[Data items]
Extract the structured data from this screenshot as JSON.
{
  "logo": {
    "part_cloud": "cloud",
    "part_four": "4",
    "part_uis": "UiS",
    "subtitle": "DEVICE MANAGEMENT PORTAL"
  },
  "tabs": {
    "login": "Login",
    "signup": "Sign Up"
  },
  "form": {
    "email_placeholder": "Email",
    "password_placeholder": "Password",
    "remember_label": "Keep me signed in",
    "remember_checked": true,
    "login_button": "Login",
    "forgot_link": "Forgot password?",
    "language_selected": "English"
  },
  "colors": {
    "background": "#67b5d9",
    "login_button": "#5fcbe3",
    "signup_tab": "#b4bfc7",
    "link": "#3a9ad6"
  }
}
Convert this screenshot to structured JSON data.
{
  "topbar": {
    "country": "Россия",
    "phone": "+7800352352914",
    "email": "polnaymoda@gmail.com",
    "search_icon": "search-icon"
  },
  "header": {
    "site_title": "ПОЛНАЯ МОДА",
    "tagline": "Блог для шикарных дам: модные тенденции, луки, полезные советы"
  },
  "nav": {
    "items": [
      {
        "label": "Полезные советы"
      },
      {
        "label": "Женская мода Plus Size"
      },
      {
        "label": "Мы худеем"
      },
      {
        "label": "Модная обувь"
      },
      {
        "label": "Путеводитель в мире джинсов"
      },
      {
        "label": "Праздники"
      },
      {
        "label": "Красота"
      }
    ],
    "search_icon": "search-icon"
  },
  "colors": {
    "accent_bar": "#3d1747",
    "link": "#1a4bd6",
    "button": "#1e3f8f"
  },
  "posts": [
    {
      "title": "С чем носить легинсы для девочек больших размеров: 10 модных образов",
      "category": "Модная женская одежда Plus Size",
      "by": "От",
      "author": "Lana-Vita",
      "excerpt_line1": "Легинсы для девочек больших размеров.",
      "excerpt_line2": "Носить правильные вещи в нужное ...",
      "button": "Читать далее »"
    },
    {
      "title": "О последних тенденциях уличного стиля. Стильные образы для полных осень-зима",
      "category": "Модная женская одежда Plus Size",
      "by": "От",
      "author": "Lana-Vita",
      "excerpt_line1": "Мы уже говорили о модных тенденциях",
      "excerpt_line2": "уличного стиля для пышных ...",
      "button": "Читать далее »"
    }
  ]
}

(TASK OBJECTIVE): Write out the listing once more, matching it exactly.

(RESPONSE TO THIS TASK):
Extract the structured data from this screenshot as JSON.
{
  "logo": {
    "part_cloud": "cloud",
    "part_four": "4",
    "part_uis": "UiS",
    "subtitle": "DEVICE MANAGEMENT PORTAL"
  },
  "tabs": {
    "login": "Login",
    "signup": "Sign Up"
  },
  "form": {
    "email_placeholder": "Email",
    "password_placeholder": "Password",
    "remember_label": "Keep me signed in",
    "remember_checked": true,
    "login_button": "Login",
    "forgot_link": "Forgot password?",
    "language_selected": "English"
  },
  "colors": {
    "background": "#67b5d9",
    "login_button": "#5fcbe3",
    "signup_tab": "#b4bfc7",
    "link": "#3a9ad6"
  }
}
Convert this screenshot to structured JSON data.
{
  "topbar": {
    "country": "Россия",
    "phone": "+7800352352914",
    "email": "polnaymoda@gmail.com",
    "search_icon": "search-icon"
  },
  "header": {
    "site_title": "ПОЛНАЯ МОДА",
    "tagline": "Блог для шикарных дам: модные тенденции, луки, полезные советы"
  },
  "nav": {
    "items": [
      {
        "label": "Полезные советы"
      },
      {
        "label": "Женская мода Plus Size"
      },
      {
        "label": "Мы худеем"
      },
      {
        "label": "Модная обувь"
      },
      {
        "label": "Путеводитель в мире джинсов"
      },
      {
        "label": "Праздники"
      },
      {
        "label": "Красота"
      }
    ],
    "search_icon": "search-icon"
  },
  "colors": {
    "accent_bar": "#3d1747",
    "link": "#1a4bd6",
    "button": "#1e3f8f"
  },
  "posts": [
    {
      "title": "С чем носить легинсы для девочек больших размеров: 10 модных образов",
      "category": "Модная женская одежда Plus Size",
      "by": "От",
      "author": "Lana-Vita",
      "excerpt_line1": "Легинсы для девочек больших размеров.",
      "excerpt_line2": "Носить правильные вещи в нужное ...",
      "button": "Читать далее »"
    },
    {
      "title": "О последних тенденциях уличного стиля. Стильные образы для полных осень-зима",
      "category": "Модная женская одежда Plus Size",
      "by": "От",
      "author": "Lana-Vita",
      "excerpt_line1": "Мы уже говорили о модных тенденциях",
      "excerpt_line2": "уличного стиля для пышных ...",
      "button": "Читать далее »"
    }
  ]
}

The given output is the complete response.